> SOURCE
+ + +
# lets see those duck dogs



## black an tan man (Nov 18, 2011)

ill post pics when i get them up so some time tonight


----------



## B.Hud (Nov 18, 2011)

moose


----------



## jerry russell (Nov 18, 2011)

Rocko


----------



## Arrow3 (Nov 18, 2011)

This is Rock...Tomorrow will be his first duck hunt.:trampoline::trampoline:


----------



## jamo76 (Nov 18, 2011)

*Mattie*

This is Mattie, my hundred dollar champ. If we get to hunt this will be her tenth season and still hits the water just as hard. This will probably be her last season. Her body just wont keep up with her will. Best dog I have ever had. I dont think I will ever have another one like her. Thanks for looking.


----------



## LOVEMYLABXS (Nov 18, 2011)

jamo76 said:


> This is Mattie, my hundred dollar champ. If we get to hunt this will be her tenth season and still hits the water just as hard. This will probably be her last season. Her body just wont keep up with her will. Best dog I have ever had. I dont think I will ever have another one like her. Thanks for looking.


 

BEAUTIFUL dog Jamo   I know that feelin they give their all and never look back Had to put my Macey down this summer and she was the same way she could hardly walk but take her hunting and she would give it her all 


Now for my new buddy Chase 1-1/2 yo and havin learned from Macey he's got it and lookin GOOD


----------



## Raf Salazar (Nov 18, 2011)

Hank "the Tank"....this will be his 2nd season...most reliable hunting buddy i know!


----------



## LOVEMYLABXS (Nov 18, 2011)

GUYS THESE ARE SOME GOOD LOOKIN DOGS 


You can pay big bucks for a dog but no amount of money will make his/her tail wag or want to just work for ya   That just comes from his/her love for their job and their love for you


----------



## coyota (Nov 18, 2011)

Great shots of some really dedicated duck hunters!(I don't usually post here but when I saw the title, I had to check it out.) 

Here is Ruthie-she is 11 and has a bad heart, but this has been a great season for her and I am lucky to have been along for the ride...........


----------



## DvilleDawn (Nov 18, 2011)

Awwwww, these are some great looking dogs with jobs! 
Congrats to all of you for giving a dog a job and getting a great companion in return.
+ + +
> AIM A
In the duck dog thread, which season will this be for Mattie if she gets to hunt?
> AIM B
Reproduce the passage of the duck dog thread starting at "## coyota (Nov" and ending at "check it out.)".

> LISTED ENTRIES
+ + +
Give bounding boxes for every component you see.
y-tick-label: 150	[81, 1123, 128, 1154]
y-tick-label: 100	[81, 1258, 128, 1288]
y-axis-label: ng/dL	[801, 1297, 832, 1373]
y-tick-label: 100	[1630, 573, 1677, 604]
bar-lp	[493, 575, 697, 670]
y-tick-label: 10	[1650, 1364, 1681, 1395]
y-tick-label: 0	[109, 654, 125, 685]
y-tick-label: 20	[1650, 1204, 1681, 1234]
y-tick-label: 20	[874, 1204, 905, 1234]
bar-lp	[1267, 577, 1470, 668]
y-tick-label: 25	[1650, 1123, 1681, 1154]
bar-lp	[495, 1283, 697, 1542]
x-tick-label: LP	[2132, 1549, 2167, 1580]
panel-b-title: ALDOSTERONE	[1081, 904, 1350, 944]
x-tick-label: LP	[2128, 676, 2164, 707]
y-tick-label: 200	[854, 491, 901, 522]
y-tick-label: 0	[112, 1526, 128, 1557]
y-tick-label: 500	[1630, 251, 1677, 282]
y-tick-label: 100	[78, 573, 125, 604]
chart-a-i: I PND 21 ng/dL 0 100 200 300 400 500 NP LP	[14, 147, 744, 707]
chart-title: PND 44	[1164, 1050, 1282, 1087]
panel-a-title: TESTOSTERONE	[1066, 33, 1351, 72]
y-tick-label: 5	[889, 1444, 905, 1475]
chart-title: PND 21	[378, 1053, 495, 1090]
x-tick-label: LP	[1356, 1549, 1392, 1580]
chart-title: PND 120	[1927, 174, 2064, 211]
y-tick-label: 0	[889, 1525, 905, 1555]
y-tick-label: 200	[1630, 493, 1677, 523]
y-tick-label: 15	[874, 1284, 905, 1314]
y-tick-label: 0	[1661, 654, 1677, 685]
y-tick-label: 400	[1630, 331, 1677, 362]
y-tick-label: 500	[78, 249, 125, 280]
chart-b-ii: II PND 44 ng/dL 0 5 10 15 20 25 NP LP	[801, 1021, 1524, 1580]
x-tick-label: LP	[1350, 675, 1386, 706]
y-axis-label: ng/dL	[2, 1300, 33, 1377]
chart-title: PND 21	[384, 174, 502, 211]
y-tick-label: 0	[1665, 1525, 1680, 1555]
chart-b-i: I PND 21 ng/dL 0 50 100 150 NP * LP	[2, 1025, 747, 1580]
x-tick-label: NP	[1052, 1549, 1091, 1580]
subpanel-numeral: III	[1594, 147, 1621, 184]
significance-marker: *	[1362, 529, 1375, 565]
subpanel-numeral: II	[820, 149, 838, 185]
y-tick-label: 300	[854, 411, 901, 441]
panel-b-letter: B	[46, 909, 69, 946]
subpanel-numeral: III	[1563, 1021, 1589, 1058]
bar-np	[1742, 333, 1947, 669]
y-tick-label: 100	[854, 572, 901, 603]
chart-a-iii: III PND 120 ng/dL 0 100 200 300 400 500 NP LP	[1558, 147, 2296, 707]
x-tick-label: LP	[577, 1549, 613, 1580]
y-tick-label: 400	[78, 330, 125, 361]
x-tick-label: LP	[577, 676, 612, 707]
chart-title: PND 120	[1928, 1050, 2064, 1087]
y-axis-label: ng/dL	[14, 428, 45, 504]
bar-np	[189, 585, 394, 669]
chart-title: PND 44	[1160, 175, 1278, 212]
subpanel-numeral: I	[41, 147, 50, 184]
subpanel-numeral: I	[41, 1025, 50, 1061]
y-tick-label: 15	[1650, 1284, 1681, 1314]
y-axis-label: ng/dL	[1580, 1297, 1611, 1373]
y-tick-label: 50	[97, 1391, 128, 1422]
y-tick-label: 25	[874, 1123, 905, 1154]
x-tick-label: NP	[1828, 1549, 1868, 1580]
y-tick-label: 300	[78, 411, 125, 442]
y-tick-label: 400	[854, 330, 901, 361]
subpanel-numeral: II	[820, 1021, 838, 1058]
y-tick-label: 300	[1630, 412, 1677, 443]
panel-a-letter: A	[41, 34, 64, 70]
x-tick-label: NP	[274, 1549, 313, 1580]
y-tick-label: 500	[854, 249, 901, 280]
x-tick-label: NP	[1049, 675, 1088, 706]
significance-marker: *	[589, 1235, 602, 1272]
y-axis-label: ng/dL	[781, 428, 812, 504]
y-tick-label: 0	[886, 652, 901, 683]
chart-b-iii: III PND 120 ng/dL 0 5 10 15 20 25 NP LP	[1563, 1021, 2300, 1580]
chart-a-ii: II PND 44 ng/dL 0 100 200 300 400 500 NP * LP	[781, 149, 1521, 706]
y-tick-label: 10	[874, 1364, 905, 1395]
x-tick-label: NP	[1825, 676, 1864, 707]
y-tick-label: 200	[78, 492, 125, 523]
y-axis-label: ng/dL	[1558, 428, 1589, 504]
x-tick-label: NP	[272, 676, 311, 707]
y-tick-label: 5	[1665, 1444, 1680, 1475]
+ + +
> SOLUTION A
Her tenth season.

> SOLUTION B
## coyota (Nov 18, 2011)

Great shots of some really dedicated duck hunters!(I don't usually post here but when I saw the title, I had to check it out.)